Quote each record exactly, please, leaving none out.

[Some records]

_ _ _ _ _

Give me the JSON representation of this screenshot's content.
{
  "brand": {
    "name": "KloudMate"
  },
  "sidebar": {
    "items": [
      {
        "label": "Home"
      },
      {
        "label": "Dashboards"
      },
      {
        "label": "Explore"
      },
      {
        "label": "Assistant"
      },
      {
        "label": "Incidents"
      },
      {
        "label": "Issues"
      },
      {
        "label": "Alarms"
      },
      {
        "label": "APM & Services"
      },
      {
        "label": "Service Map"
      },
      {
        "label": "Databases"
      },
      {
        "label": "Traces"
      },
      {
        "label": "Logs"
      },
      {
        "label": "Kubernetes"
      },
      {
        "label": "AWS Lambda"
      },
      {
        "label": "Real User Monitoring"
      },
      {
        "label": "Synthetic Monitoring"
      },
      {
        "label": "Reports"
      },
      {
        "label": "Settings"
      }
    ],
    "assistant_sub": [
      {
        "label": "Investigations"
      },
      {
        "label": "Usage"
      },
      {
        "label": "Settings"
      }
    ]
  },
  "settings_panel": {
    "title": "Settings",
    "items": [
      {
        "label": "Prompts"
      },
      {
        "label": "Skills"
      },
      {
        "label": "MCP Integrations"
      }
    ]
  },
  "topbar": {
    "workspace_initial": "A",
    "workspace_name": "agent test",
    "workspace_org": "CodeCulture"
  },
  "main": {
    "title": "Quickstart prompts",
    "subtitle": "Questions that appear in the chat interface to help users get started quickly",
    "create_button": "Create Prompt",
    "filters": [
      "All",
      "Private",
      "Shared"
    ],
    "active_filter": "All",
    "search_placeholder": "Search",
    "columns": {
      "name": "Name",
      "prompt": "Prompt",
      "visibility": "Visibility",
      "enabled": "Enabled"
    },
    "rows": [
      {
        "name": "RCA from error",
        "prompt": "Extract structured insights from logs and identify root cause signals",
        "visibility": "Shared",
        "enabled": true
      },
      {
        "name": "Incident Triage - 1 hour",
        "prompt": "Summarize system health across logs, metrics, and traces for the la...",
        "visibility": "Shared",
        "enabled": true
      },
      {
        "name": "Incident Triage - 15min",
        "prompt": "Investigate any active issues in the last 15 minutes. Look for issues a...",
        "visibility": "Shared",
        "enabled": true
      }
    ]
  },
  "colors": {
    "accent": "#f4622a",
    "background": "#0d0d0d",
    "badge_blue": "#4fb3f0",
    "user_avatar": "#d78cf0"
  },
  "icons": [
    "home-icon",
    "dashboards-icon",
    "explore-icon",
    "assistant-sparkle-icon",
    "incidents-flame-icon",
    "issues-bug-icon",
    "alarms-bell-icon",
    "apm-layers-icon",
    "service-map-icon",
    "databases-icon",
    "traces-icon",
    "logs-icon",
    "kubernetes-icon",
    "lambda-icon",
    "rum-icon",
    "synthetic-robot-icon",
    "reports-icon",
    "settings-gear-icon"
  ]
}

_ _ _ _ _

* **Reply**:
Give me the JSON representation of this screenshot's content.
{
  "brand": {
    "name": "KloudMate"
  },
  "sidebar": {
    "items": [
      {
        "label": "Home"
      },
      {
        "label": "Dashboards"
      },
      {
        "label": "Explore"
      },
      {
        "label": "Assistant"
      },
      {
        "label": "Incidents"
      },
      {
        "label": "Issues"
      },
      {
        "label": "Alarms"
      },
      {
        "label": "APM & Services"
      },
      {
        "label": "Service Map"
      },
      {
        "label": "Databases"
      },
      {
        "label": "Traces"
      },
      {
        "label": "Logs"
      },
      {
        "label": "Kubernetes"
      },
      {
        "label": "AWS Lambda"
      },
      {
        "label": "Real User Monitoring"
      },
      {
        "label": "Synthetic Monitoring"
      },
      {
        "label": "Reports"
      },
      {
        "label": "Settings"
      }
    ],
    "assistant_sub": [
      {
        "label": "Investigations"
      },
      {
        "label": "Usage"
      },
      {
        "label": "Settings"
      }
    ]
  },
  "settings_panel": {
    "title": "Settings",
    "items": [
      {
        "label": "Prompts"
      },
      {
        "label": "Skills"
      },
      {
        "label": "MCP Integrations"
      }
    ]
  },
  "topbar": {
    "workspace_initial": "A",
    "workspace_name": "agent test",
    "workspace_org": "CodeCulture"
  },
  "main": {
    "title": "Quickstart prompts",
    "subtitle": "Questions that appear in the chat interface to help users get started quickly",
    "create_button": "Create Prompt",
    "filters": [
      "All",
      "Private",
      "Shared"
    ],
    "active_filter": "All",
    "search_placeholder": "Search",
    "columns": {
      "name": "Name",
      "prompt": "Prompt",
      "visibility": "Visibility",
      "enabled": "Enabled"
    },
    "rows": [
      {
        "name": "RCA from error",
        "prompt": "Extract structured insights from logs and identify root cause signals",
        "visibility": "Shared",
        "enabled": true
      },
      {
        "name": "Incident Triage - 1 hour",
        "prompt": "Summarize system health across logs, metrics, and traces for the la...",
        "visibility": "Shared",
        "enabled": true
      },
      {
        "name": "Incident Triage - 15min",
        "prompt": "Investigate any active issues in the last 15 minutes. Look for issues a...",
        "visibility": "Shared",
        "enabled": true
      }
    ]
  },
  "colors": {
    "accent": "#f4622a",
    "background": "#0d0d0d",
    "badge_blue": "#4fb3f0",
    "user_avatar": "#d78cf0"
  },
  "icons": [
    "home-icon",
    "dashboards-icon",
    "explore-icon",
    "assistant-sparkle-icon",
    "incidents-flame-icon",
    "issues-bug-icon",
    "alarms-bell-icon",
    "apm-layers-icon",
    "service-map-icon",
    "databases-icon",
    "traces-icon",
    "logs-icon",
    "kubernetes-icon",
    "lambda-icon",
    "rum-icon",
    "synthetic-robot-icon",
    "reports-icon",
    "settings-gear-icon"
  ]
}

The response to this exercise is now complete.